▶ DIRECTIONS
Take the material below and write it all out again exactly.

▶ RECORDS SHOWN
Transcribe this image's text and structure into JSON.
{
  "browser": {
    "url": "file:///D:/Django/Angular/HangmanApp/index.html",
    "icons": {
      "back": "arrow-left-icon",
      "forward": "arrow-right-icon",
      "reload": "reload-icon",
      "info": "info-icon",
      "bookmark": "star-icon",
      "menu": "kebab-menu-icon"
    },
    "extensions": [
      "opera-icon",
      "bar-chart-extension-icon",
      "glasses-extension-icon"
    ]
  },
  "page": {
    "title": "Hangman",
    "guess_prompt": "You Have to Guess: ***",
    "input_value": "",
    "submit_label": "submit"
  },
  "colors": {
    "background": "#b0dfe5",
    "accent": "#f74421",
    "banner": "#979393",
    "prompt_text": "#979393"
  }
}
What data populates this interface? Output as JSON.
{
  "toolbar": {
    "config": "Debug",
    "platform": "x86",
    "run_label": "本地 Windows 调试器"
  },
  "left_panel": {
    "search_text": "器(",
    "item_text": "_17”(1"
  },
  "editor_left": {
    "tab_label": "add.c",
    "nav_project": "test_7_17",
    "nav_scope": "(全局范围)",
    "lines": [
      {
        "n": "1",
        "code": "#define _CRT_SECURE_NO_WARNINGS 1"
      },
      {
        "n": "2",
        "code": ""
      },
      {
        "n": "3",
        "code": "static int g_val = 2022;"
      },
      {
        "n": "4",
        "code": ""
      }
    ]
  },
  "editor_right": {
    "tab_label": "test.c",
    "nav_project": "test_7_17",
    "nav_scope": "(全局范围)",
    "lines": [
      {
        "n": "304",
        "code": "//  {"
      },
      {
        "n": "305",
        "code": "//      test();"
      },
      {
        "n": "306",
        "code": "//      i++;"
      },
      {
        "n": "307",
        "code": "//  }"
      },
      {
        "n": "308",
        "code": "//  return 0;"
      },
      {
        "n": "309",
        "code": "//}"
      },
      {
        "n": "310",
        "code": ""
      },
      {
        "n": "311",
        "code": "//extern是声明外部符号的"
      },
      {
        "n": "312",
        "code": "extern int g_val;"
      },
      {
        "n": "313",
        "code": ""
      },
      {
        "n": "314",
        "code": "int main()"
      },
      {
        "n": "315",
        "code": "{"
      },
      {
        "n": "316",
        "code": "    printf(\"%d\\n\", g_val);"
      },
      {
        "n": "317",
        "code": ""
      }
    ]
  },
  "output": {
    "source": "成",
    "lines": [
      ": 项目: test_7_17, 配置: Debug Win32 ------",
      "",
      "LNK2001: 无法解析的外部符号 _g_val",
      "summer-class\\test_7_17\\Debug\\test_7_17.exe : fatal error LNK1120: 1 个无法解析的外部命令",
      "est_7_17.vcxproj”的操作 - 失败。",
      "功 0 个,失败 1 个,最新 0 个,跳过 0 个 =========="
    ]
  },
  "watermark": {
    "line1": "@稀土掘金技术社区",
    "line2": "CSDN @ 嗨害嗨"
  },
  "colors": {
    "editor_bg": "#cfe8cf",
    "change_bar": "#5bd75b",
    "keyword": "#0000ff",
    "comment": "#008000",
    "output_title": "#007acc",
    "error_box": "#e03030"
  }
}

▶ RESULT FOR THIS TASK
Transcribe this image's text and structure into JSON.
{
  "browser": {
    "url": "file:///D:/Django/Angular/HangmanApp/index.html",
    "icons": {
      "back": "arrow-left-icon",
      "forward": "arrow-right-icon",
      "reload": "reload-icon",
      "info": "info-icon",
      "bookmark": "star-icon",
      "menu": "kebab-menu-icon"
    },
    "extensions": [
      "opera-icon",
      "bar-chart-extension-icon",
      "glasses-extension-icon"
    ]
  },
  "page": {
    "title": "Hangman",
    "guess_prompt": "You Have to Guess: ***",
    "input_value": "",
    "submit_label": "submit"
  },
  "colors": {
    "background": "#b0dfe5",
    "accent": "#f74421",
    "banner": "#979393",
    "prompt_text": "#979393"
  }
}
What data populates this interface? Output as JSON.
{
  "toolbar": {
    "config": "Debug",
    "platform": "x86",
    "run_label": "本地 Windows 调试器"
  },
  "left_panel": {
    "search_text": "器(",
    "item_text": "_17”(1"
  },
  "editor_left": {
    "tab_label": "add.c",
    "nav_project": "test_7_17",
    "nav_scope": "(全局范围)",
    "lines": [
      {
        "n": "1",
        "code": "#define _CRT_SECURE_NO_WARNINGS 1"
      },
      {
        "n": "2",
        "code": ""
      },
      {
        "n": "3",
        "code": "static int g_val = 2022;"
      },
      {
        "n": "4",
        "code": ""
      }
    ]
  },
  "editor_right": {
    "tab_label": "test.c",
    "nav_project": "test_7_17",
    "nav_scope": "(全局范围)",
    "lines": [
      {
        "n": "304",
        "code": "//  {"
      },
      {
        "n": "305",
        "code": "//      test();"
      },
      {
        "n": "306",
        "code": "//      i++;"
      },
      {
        "n": "307",
        "code": "//  }"
      },
      {
        "n": "308",
        "code": "//  return 0;"
      },
      {
        "n": "309",
        "code": "//}"
      },
      {
        "n": "310",
        "code": ""
      },
      {
        "n": "311",
        "code": "//extern是声明外部符号的"
      },
      {
        "n": "312",
        "code": "extern int g_val;"
      },
      {
        "n": "313",
        "code": ""
      },
      {
        "n": "314",
        "code": "int main()"
      },
      {
        "n": "315",
        "code": "{"
      },
      {
        "n": "316",
        "code": "    printf(\"%d\\n\", g_val);"
      },
      {
        "n": "317",
        "code": ""
      }
    ]
  },
  "output": {
    "source": "成",
    "lines": [
      ": 项目: test_7_17, 配置: Debug Win32 ------",
      "",
      "LNK2001: 无法解析的外部符号 _g_val",
      "summer-class\\test_7_17\\Debug\\test_7_17.exe : fatal error LNK1120: 1 个无法解析的外部命令",
      "est_7_17.vcxproj”的操作 - 失败。",
      "功 0 个,失败 1 个,最新 0 个,跳过 0 个 =========="
    ]
  },
  "watermark": {
    "line1": "@稀土掘金技术社区",
    "line2": "CSDN @ 嗨害嗨"
  },
  "colors": {
    "editor_bg": "#cfe8cf",
    "change_bar": "#5bd75b",
    "keyword": "#0000ff",
    "comment": "#008000",
    "output_title": "#007acc",
    "error_box": "#e03030"
  }
}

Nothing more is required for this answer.